* _挑战_:
根据下面关于朴素贝叶斯的博客文章回答：
1. 作者在用这本经典教材之前，先动手刷了哪本书？
2. 文中给出的 edition 是什么？
3. classVec 中的 1 代表什么？

Machine Learning in action --朴素贝叶斯(已勘误)

最新推荐文章于 2024-07-31 14:30:10 发布

edgis_

最新推荐文章于 2024-07-31 14:30:10 发布

阅读量677

点赞数

文章标签：机器学习 python

本文链接：https://blog.csdn.net/xiuxian4728/article/details/76785281

版权

最近在自学机器学习，应导师要求，先把《Machine Learning with R》动手刷了一遍，感觉R真不能算是一门计算机语言，感觉也就是一个功能复杂的计算器。所以这次就决定使用经典教材《Machine Learning in action》。因为开学得换work station ，怕到时候代码又丢了，所以就索性开个博客，把代码上传上来。

因为书上的原代码有很多错误，并且网上的许多博客的代码也是没有改正的，这次我把修正过的代码po上来

edition：python3.5

talk is cheap show me the code

函数定义代码

#coding=utf-8
from numpy import *
#from math import log

def loadDataSet():#数据格式
    postingList=[['my', 'dog', 'has', 'flea', 'problems', 'help', 'please'],
                 ['maybe', 'not', 'take', 'him', 'to', 'dog', 'park', 'stupid'],
                 ['my', 'dalmation', 'is', 'so', 'cute', 'I', 'love', 'him'],
                 ['stop', 'posting', 'stupid', 'worthless', 'garbage'],
                 ['mr', 'licks', 'ate', 'my', 'steak', 'how', 'to', 'stop', 'him'],
                 ['quit', 'buying', 'worthless', 'dog', 'food', 'stupid']]
    classVec = [0,1,0,1,0,1]#1 侮辱性文字 ， 0 代表正常言论
    return postingList,classVec

def createVocabList(dataSet):
    #创建空集
    vocabSet = set([])

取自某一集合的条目
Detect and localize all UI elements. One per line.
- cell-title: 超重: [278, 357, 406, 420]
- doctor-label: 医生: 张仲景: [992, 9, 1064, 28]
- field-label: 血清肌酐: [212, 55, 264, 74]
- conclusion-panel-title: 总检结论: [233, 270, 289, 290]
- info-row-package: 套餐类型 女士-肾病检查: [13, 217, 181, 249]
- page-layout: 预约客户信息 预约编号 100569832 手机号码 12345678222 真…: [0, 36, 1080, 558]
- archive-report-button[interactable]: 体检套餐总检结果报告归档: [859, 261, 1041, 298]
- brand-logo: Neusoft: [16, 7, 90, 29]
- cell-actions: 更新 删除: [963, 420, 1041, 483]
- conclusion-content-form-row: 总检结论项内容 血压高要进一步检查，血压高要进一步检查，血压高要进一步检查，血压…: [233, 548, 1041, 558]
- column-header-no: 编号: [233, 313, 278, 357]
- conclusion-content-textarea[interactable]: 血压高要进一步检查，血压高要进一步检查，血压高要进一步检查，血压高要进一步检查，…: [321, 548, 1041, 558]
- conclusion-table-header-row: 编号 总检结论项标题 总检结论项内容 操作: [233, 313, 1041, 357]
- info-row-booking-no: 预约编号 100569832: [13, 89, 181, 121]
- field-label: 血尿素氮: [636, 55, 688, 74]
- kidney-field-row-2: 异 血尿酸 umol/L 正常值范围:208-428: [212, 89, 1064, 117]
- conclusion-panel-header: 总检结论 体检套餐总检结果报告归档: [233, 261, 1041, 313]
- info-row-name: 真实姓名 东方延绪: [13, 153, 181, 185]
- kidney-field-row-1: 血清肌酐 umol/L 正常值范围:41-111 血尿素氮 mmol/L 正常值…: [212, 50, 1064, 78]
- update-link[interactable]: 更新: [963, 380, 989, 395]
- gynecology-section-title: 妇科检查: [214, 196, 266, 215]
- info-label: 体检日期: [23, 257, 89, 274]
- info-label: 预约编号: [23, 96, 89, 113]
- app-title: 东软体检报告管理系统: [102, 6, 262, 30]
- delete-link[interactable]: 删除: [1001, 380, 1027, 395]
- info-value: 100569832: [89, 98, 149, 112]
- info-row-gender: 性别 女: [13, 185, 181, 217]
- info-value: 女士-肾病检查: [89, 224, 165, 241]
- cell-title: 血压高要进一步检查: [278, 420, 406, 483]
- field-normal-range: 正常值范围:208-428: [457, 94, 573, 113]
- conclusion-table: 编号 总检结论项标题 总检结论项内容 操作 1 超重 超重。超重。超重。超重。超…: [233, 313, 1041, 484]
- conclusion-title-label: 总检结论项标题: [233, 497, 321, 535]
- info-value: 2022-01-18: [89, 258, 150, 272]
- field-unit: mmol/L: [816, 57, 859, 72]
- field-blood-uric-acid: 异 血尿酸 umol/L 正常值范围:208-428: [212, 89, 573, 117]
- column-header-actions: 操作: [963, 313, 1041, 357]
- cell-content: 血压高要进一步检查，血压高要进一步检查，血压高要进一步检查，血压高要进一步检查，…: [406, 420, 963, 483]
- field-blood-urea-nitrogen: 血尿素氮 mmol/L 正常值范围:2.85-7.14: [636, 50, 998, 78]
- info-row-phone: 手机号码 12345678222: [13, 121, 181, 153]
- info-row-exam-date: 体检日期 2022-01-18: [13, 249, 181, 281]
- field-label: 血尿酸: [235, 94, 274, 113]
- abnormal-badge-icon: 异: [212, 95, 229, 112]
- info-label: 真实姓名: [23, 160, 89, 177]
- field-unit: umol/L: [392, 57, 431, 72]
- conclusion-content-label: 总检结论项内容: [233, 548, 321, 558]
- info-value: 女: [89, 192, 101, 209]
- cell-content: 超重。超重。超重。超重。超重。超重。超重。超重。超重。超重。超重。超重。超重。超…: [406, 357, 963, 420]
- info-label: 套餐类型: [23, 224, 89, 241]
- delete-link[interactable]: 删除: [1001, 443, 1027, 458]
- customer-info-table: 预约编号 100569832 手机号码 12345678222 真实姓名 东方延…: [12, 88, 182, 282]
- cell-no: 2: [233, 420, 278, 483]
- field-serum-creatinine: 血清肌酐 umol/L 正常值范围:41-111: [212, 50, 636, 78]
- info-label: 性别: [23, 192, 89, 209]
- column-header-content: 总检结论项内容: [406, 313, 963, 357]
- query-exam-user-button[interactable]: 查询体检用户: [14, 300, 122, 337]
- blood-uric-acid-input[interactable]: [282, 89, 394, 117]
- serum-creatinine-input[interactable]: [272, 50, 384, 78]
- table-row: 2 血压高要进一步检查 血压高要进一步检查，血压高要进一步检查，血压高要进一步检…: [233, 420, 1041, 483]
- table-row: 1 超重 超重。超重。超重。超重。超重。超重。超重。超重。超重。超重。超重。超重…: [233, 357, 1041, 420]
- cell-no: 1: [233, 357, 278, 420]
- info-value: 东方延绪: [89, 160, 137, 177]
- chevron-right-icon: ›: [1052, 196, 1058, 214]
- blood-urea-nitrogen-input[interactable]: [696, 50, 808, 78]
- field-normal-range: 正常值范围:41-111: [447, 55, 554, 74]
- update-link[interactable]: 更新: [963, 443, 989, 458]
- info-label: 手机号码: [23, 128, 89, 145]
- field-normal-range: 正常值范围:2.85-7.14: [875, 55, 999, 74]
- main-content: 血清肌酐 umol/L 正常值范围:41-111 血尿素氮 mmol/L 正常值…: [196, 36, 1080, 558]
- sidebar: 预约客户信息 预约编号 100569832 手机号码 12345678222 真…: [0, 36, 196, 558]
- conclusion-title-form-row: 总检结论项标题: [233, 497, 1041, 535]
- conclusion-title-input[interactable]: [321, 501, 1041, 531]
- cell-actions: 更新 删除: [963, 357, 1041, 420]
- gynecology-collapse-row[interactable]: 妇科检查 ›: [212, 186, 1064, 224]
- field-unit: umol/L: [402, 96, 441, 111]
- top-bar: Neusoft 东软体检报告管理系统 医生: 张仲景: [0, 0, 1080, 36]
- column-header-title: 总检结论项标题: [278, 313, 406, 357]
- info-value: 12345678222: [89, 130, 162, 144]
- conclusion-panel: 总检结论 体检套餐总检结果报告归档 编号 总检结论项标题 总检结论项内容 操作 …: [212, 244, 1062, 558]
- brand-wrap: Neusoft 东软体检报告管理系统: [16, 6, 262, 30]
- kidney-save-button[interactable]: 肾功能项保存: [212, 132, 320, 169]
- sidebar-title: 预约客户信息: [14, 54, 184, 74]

* _最终结果_:
1. 《Machine Learning with R》
2. python3.5
3. 侮辱性文字